Reproduce all the lines below exactly and omit the images.

→ Information given
####################

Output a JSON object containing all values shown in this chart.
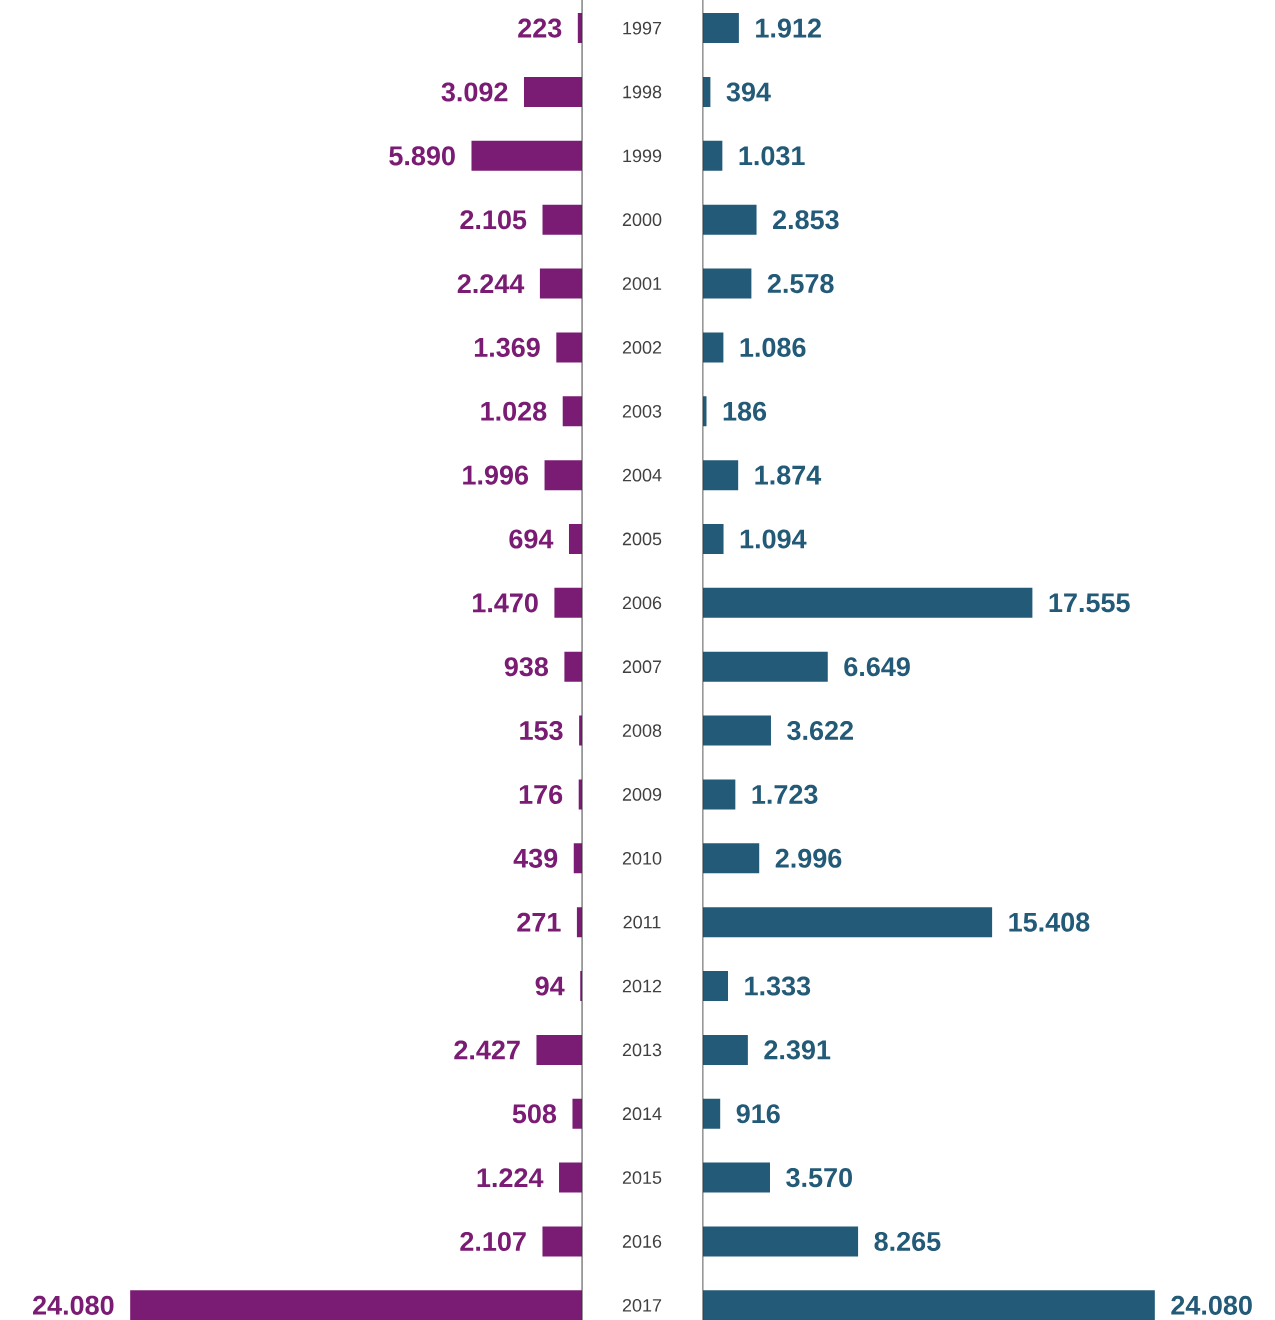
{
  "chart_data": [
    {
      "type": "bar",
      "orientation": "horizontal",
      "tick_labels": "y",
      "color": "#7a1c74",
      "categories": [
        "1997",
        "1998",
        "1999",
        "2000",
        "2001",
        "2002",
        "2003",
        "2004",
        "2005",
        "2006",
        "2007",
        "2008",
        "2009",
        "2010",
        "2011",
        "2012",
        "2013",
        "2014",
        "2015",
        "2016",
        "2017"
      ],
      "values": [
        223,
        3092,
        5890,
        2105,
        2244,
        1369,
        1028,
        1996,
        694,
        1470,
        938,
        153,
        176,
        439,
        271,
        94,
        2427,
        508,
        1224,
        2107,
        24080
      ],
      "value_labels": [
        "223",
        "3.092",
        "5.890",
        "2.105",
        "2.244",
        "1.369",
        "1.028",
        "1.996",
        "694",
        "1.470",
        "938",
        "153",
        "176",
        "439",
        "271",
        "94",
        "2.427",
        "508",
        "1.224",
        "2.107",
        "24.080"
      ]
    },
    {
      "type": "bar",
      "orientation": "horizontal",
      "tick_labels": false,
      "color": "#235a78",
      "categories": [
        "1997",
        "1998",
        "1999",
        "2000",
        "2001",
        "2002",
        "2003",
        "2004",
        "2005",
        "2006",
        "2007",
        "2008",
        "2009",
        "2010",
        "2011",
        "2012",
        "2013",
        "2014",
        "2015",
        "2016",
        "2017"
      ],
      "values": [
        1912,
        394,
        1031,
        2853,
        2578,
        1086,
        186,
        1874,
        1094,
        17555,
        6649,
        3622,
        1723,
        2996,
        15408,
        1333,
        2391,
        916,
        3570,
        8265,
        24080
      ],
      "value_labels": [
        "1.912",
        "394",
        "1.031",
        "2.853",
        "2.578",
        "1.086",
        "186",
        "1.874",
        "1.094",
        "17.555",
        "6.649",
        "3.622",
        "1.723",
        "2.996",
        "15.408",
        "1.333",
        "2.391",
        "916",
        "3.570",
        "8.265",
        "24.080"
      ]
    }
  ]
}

####################

→ Exercise output
Output a JSON object containing all values shown in this chart.
{
  "chart_data": [
    {
      "type": "bar",
      "orientation": "horizontal",
      "tick_labels": "y",
      "color": "#7a1c74",
      "categories": [
        "1997",
        "1998",
        "1999",
        "2000",
        "2001",
        "2002",
        "2003",
        "2004",
        "2005",
        "2006",
        "2007",
        "2008",
        "2009",
        "2010",
        "2011",
        "2012",
        "2013",
        "2014",
        "2015",
        "2016",
        "2017"
      ],
      "values": [
        223,
        3092,
        5890,
        2105,
        2244,
        1369,
        1028,
        1996,
        694,
        1470,
        938,
        153,
        176,
        439,
        271,
        94,
        2427,
        508,
        1224,
        2107,
        24080
      ],
      "value_labels": [
        "223",
        "3.092",
        "5.890",
        "2.105",
        "2.244",
        "1.369",
        "1.028",
        "1.996",
        "694",
        "1.470",
        "938",
        "153",
        "176",
        "439",
        "271",
        "94",
        "2.427",
        "508",
        "1.224",
        "2.107",
        "24.080"
      ]
    },
    {
      "type": "bar",
      "orientation": "horizontal",
      "tick_labels": false,
      "color": "#235a78",
      "categories": [
        "1997",
        "1998",
        "1999",
        "2000",
        "2001",
        "2002",
        "2003",
        "2004",
        "2005",
        "2006",
        "2007",
        "2008",
        "2009",
        "2010",
        "2011",
        "2012",
        "2013",
        "2014",
        "2015",
        "2016",
        "2017"
      ],
      "values": [
        1912,
        394,
        1031,
        2853,
        2578,
        1086,
        186,
        1874,
        1094,
        17555,
        6649,
        3622,
        1723,
        2996,
        15408,
        1333,
        2391,
        916,
        3570,
        8265,
        24080
      ],
      "value_labels": [
        "1.912",
        "394",
        "1.031",
        "2.853",
        "2.578",
        "1.086",
        "186",
        "1.874",
        "1.094",
        "17.555",
        "6.649",
        "3.622",
        "1.723",
        "2.996",
        "15.408",
        "1.333",
        "2.391",
        "916",
        "3.570",
        "8.265",
        "24.080"
      ]
    }
  ]
}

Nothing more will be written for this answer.